Input =
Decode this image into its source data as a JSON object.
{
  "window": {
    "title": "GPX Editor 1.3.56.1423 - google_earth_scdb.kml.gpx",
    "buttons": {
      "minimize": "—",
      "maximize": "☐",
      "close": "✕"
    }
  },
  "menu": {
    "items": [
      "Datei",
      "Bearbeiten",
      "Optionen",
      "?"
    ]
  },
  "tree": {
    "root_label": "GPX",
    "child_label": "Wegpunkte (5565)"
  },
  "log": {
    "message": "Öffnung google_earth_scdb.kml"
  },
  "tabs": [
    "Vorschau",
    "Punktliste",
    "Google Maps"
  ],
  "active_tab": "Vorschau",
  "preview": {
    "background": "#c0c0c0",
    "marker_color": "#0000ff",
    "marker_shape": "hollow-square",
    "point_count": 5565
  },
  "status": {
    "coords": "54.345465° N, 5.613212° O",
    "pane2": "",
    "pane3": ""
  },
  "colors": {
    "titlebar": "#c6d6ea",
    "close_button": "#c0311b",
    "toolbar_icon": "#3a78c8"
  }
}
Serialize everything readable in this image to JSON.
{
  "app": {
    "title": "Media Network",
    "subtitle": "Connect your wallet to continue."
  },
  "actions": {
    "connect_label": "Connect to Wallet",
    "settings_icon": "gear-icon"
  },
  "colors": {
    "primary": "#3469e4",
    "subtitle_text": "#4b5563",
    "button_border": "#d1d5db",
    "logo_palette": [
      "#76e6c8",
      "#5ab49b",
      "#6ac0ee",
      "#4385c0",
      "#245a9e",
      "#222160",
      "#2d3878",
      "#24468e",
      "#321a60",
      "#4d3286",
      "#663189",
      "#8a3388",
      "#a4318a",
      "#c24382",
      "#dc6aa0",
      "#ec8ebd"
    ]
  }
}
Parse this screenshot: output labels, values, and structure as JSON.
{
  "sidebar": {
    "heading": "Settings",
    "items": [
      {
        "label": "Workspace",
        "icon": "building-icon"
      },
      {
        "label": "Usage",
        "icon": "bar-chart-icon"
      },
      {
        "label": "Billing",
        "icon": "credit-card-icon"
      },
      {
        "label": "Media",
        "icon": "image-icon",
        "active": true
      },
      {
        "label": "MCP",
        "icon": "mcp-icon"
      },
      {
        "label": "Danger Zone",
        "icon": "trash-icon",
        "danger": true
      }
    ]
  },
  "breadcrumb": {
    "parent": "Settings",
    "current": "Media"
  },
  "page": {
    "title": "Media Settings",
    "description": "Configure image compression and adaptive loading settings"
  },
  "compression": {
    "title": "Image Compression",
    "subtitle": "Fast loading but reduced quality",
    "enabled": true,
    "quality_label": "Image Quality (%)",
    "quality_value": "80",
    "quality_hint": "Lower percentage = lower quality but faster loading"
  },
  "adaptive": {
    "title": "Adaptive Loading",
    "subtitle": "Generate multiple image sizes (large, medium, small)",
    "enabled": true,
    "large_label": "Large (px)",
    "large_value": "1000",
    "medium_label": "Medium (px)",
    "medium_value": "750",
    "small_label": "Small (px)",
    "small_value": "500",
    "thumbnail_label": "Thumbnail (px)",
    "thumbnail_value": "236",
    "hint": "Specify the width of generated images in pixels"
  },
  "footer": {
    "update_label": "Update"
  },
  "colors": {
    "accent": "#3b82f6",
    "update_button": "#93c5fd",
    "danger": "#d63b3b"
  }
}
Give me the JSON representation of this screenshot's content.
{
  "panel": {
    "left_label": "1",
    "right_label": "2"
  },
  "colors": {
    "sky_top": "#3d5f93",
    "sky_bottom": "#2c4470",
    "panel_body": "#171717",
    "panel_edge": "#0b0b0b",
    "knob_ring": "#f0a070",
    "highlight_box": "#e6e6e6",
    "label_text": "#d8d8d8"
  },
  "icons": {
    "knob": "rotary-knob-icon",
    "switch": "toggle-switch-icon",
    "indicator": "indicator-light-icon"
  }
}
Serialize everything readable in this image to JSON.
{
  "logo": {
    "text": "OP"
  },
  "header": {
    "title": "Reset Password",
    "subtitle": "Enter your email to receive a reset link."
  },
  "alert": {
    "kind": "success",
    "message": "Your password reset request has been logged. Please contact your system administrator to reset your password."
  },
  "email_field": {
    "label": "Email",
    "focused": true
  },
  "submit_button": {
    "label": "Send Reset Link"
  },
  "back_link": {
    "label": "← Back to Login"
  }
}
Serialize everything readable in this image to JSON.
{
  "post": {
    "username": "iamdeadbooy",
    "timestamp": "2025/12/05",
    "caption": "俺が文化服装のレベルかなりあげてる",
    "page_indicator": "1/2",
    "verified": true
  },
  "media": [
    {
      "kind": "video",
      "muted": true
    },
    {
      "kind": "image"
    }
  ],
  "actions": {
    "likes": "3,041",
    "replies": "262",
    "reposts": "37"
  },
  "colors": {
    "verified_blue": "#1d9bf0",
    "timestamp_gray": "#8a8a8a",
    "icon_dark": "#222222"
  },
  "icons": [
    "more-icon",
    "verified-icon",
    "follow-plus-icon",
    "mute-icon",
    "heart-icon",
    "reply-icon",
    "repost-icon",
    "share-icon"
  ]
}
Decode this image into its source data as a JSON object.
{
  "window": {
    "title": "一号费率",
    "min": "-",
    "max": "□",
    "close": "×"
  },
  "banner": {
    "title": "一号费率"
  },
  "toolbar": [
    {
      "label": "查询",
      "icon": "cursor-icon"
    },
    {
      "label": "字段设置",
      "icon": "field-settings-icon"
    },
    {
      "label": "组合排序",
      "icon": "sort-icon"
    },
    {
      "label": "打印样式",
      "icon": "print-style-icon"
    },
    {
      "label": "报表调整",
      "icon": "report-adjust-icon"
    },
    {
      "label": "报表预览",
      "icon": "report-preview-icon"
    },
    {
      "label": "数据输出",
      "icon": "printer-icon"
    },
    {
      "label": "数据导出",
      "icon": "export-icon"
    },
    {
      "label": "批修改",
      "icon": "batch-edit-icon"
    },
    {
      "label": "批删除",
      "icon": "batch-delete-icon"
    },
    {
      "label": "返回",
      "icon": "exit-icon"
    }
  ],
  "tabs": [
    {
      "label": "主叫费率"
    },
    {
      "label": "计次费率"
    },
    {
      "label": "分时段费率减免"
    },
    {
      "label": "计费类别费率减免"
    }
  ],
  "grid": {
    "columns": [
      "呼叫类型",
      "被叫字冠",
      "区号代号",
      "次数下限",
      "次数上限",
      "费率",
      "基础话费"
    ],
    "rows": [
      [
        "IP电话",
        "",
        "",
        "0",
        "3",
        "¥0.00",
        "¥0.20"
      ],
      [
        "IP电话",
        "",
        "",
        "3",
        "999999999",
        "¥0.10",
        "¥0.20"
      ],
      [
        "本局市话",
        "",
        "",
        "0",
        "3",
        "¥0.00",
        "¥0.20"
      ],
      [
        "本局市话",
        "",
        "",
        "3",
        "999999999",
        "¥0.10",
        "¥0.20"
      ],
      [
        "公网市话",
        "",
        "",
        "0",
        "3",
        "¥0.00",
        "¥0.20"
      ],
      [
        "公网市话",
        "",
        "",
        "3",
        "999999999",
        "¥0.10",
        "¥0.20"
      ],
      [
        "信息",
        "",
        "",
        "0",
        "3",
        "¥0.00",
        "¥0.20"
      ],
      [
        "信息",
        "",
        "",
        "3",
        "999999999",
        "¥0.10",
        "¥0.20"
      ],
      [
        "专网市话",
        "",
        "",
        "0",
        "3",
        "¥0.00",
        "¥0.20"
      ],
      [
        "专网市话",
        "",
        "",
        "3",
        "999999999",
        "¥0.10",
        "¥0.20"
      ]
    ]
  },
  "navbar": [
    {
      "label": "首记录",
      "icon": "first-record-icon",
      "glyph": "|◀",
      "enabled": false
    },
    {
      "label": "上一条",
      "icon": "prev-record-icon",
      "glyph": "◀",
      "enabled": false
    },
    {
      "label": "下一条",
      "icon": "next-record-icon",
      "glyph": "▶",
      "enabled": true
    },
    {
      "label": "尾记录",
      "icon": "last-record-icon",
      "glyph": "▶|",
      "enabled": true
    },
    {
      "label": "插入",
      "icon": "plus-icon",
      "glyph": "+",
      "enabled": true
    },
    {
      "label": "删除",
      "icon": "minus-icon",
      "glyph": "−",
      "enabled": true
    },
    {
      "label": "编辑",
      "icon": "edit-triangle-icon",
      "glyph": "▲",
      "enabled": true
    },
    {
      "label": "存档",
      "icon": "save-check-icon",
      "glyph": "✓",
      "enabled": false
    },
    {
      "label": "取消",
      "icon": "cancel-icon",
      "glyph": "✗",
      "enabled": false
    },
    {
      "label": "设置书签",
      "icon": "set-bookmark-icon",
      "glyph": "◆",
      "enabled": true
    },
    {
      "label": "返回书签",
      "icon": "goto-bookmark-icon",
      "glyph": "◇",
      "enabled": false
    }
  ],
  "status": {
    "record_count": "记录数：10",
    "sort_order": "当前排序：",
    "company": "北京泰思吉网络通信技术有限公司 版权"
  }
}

Goal of the exercise =
Check each line above for the word "glyph", and copy the lines where it appears.

Written solution =
      "glyph": "|◀",
      "glyph": "◀",
      "glyph": "▶",
      "glyph": "▶|",
      "glyph": "+",
      "glyph": "−",
      "glyph": "▲",
      "glyph": "✓",
      "glyph": "✗",
      "glyph": "◆",
      "glyph": "◇",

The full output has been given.